» TASK TO CARRY OUT
Pull every line holding the string "xlabel" from the records below.

▼▼▼

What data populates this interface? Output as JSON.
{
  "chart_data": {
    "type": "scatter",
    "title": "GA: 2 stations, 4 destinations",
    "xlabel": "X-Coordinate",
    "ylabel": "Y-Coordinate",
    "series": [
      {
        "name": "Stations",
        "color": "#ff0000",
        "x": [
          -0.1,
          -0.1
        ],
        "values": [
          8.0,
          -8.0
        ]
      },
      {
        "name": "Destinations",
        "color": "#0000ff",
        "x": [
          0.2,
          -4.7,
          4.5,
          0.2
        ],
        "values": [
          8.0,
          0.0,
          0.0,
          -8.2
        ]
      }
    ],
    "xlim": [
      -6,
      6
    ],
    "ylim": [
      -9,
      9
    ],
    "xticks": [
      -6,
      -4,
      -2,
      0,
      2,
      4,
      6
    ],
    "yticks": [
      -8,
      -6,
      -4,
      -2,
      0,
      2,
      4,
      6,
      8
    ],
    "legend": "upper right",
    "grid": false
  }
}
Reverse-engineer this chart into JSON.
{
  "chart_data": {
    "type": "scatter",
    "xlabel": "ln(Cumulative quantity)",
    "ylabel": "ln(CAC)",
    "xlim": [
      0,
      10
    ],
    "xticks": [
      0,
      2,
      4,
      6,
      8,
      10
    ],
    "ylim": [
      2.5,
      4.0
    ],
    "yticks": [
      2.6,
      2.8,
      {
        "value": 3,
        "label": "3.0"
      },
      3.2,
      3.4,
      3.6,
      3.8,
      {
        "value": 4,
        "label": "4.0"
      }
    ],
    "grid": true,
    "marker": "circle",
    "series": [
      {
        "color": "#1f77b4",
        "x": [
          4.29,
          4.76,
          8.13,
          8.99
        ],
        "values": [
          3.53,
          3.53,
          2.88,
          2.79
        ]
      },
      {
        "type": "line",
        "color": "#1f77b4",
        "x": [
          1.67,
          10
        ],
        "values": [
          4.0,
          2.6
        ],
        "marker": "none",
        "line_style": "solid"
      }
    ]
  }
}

▲▲▲

» SOLUTION TO THIS TASK
    "xlabel": "X-Coordinate",
    "xlabel": "ln(Cumulative quantity)",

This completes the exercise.